* _Job 1_
Reproduce the listing word for word, from its first line up to and including the line that contains "category-description: Encode, decode".

* _Page extract_
• • • • •
Jun 012010
 

To continue the Numéro Cinq religious threads, I offer the following.  (An ablution, perhaps?  A burnt offering?)

I used to be an altar boy in Christ the King Catholic Church in Worcester, Mass.  I have no sordid tales of degenerate priests.  The priests I knew were kind, serious men.  They understood rituals and sacred spaces in a way that made church seem magical and removed from the mundanity of life in the working class neighborhoods where I grew up.  My favorite time in church was when I prepared the altar for mass; when the church was empty and quiet, when I lit candles, placed unblessed wine and water aside before the prayerful arrived.  The poet Rodney Jones says that his sense of the religious springs from a recognition that Sundays have a different feel from other days.  In the introduction to his poem, “Life of Sundays” he says the following:

“I’ve written a number of poems at the edge of a long study of religion.  This is probably a poem that comes from my reading of Stevens as much as my understanding of an individual life of a person like myself who’s not a believer and yet who maintains some sort of superstition about Sundays.  I think I could recognize Sundays from any other day if I came back from the planet Mars.”
• • • • •
* _Recorded information_
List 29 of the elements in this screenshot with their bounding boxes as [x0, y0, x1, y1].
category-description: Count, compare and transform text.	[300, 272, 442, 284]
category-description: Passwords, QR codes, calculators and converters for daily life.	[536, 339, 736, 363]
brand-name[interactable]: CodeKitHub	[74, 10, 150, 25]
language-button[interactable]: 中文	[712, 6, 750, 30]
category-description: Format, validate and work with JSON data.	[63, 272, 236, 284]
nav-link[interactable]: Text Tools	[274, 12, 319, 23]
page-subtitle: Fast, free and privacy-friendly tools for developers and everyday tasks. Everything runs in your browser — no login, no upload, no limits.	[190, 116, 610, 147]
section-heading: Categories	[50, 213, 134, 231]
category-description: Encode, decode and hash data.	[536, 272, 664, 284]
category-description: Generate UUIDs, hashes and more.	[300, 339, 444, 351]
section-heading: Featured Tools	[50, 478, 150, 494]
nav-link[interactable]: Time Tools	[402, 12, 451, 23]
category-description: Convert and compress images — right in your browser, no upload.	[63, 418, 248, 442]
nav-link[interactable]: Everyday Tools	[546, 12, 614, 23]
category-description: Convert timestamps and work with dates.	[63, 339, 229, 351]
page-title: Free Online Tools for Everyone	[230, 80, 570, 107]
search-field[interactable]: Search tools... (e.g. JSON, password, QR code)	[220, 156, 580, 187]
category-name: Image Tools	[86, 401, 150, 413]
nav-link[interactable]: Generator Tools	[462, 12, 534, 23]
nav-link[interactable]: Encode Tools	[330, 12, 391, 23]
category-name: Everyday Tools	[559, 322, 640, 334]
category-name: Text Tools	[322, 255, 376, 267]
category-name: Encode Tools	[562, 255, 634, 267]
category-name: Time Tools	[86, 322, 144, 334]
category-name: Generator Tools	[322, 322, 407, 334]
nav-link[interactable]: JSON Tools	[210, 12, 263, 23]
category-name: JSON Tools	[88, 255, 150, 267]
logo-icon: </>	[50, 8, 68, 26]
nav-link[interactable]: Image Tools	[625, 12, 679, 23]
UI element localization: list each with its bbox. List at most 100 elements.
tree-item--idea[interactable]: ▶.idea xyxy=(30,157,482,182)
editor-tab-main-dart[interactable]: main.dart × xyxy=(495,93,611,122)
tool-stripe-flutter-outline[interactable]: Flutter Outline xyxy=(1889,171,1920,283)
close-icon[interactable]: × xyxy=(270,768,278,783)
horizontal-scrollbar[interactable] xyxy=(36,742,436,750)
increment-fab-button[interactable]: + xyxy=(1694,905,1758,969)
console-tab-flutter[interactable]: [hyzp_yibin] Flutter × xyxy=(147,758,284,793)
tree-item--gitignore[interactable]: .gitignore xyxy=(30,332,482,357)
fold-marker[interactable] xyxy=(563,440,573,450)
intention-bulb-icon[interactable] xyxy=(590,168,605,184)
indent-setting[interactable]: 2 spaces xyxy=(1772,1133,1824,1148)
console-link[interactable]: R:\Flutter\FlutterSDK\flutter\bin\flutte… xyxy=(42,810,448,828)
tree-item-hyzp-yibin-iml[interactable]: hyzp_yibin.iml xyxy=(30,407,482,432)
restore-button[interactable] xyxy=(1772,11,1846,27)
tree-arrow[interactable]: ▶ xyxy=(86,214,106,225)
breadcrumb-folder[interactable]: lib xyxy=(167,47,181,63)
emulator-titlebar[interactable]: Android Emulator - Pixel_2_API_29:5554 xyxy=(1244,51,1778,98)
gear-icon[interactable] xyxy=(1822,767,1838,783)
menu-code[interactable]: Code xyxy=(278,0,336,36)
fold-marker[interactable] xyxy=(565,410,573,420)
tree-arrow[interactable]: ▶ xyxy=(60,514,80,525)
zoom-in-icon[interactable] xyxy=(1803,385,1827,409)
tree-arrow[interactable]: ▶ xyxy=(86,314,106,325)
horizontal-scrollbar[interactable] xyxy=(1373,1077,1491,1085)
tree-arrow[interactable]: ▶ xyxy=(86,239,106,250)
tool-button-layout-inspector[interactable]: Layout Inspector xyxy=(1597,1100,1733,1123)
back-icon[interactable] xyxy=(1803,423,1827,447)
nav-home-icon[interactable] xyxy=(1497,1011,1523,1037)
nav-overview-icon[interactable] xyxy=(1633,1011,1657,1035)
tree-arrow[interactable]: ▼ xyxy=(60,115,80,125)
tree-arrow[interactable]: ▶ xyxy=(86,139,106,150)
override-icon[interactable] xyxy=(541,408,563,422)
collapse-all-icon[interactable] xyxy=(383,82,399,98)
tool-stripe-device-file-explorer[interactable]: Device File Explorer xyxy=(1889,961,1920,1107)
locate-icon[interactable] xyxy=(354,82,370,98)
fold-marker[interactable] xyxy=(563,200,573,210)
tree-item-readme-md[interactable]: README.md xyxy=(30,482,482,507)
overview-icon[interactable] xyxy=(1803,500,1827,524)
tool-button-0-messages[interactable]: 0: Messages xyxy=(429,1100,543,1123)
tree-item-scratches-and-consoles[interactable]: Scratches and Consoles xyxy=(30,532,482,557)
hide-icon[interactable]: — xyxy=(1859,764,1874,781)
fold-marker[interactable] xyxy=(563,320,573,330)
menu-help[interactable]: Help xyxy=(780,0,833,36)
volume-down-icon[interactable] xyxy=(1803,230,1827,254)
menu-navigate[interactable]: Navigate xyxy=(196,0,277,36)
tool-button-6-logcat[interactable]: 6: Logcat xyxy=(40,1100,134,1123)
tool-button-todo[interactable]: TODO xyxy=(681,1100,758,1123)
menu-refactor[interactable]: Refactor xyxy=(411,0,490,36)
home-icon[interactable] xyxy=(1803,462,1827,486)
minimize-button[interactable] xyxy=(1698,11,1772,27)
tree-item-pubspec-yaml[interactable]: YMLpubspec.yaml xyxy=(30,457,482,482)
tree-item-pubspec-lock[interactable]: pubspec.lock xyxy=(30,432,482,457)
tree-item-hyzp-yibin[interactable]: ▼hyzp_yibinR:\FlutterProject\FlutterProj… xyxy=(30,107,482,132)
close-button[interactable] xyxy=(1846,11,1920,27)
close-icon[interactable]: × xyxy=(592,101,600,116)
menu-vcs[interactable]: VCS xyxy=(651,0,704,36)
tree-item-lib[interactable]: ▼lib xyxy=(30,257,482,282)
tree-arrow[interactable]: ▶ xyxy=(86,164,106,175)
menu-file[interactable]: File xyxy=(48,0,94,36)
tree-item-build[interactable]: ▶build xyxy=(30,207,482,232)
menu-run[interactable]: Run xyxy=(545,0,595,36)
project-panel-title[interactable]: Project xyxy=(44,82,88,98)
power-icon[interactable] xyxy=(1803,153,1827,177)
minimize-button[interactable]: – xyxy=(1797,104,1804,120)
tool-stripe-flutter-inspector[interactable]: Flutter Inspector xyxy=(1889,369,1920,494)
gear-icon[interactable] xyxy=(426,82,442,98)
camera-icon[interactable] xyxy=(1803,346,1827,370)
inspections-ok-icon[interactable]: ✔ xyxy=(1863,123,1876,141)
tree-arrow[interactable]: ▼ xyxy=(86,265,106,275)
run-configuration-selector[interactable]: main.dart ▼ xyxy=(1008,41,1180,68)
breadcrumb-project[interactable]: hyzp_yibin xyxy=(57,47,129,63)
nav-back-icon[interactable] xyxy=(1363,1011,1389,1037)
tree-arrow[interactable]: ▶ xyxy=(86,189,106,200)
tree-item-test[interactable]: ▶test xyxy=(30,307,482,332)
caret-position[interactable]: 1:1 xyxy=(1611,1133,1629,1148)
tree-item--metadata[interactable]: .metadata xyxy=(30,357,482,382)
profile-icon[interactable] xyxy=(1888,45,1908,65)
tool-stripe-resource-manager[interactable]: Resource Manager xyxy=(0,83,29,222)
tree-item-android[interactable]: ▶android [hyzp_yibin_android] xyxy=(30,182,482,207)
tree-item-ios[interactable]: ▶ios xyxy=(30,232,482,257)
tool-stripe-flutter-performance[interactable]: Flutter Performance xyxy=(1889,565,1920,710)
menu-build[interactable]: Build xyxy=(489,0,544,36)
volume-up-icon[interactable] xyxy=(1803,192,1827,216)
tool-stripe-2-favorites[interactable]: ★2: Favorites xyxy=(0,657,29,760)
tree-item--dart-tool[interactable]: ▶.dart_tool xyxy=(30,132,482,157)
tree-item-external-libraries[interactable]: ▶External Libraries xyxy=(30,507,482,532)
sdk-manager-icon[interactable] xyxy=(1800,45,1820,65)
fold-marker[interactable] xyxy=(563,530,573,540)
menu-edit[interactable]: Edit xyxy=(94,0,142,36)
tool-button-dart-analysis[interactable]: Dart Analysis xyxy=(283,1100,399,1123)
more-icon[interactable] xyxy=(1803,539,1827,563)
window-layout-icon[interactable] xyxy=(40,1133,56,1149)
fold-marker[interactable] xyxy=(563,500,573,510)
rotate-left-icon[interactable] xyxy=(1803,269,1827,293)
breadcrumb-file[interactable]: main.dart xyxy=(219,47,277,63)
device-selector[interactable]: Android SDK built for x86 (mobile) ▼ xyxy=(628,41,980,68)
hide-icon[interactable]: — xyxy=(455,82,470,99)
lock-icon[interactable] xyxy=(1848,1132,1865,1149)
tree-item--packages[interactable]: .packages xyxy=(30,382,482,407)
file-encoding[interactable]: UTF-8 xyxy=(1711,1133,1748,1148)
• • • • •
* _Job 2_
Continue the reflection on serving as an altar boy and the feel of Sundays, picking up after its last sentence.

* _Output 1_
List 29 of the elements in this screenshot with their bounding boxes as [x0, y0, x1, y1].
category-description: Count, compare and transform text.	[300, 272, 442, 284]
category-description: Passwords, QR codes, calculators and converters for daily life.	[536, 339, 736, 363]
brand-name[interactable]: CodeKitHub	[74, 10, 150, 25]
language-button[interactable]: 中文	[712, 6, 750, 30]
category-description: Format, validate and work with JSON data.	[63, 272, 236, 284]
nav-link[interactable]: Text Tools	[274, 12, 319, 23]
page-subtitle: Fast, free and privacy-friendly tools for developers and everyday tasks. Everything runs in your browser — no login, no upload, no limits.	[190, 116, 610, 147]
section-heading: Categories	[50, 213, 134, 231]
category-description: Encode, decode and hash data.	[536, 272, 664, 284]

* _Output 2_
I have drifted far from the faith of my youth, yet one of my favorite places to go is an empty church.   Jones speaks directly to me about this.

Later in life, at the U.S. Naval Academy, I found a similar sense of the sacred in the military rituals.  Annapolis imposed rigid institutional codes to instill in me a sense of duty, responsibility and service.  We (the midshipmen) were somehow different, somehow set apart from the rest of the world because we believed in those codes.  The inevitable drift towards war seemed, somehow, beside the point.  The rituals of that life informed the decisions we believed in: the honor code, the sense of duty, the pride in service.

Yet in both of these formative experiences, something lacked.  Both (the religious and the militaristic) somehow served only to exclude.  Only those on the inside could be admitted, accepted.  The rituals of church and state demanded an adherence to singular principles.  You believed in Christ.  You believed in Country.  Outside of these narrow confines was the enemy.

Literature (I think, I hope, I pray) offers a broader view of the sacred.  Literature grapples with similar structural concepts, with ritual and meaning, but not towards a single answer.  The artistic search scatters as it meanders toward a destination.

In a very elegant, brief essay, “Degenerates,” (Found in The Best Writing on Writing, Vol. 2, edited by Jack Heffron) the poet (and Benedictine oblate)  Kathleen Norris talks about the connections between monastic life and writing.  Norris lives with monks and talks about how monks and writers (poets) face a similar challenge: to live outside a world devoid of a sense of the sacred.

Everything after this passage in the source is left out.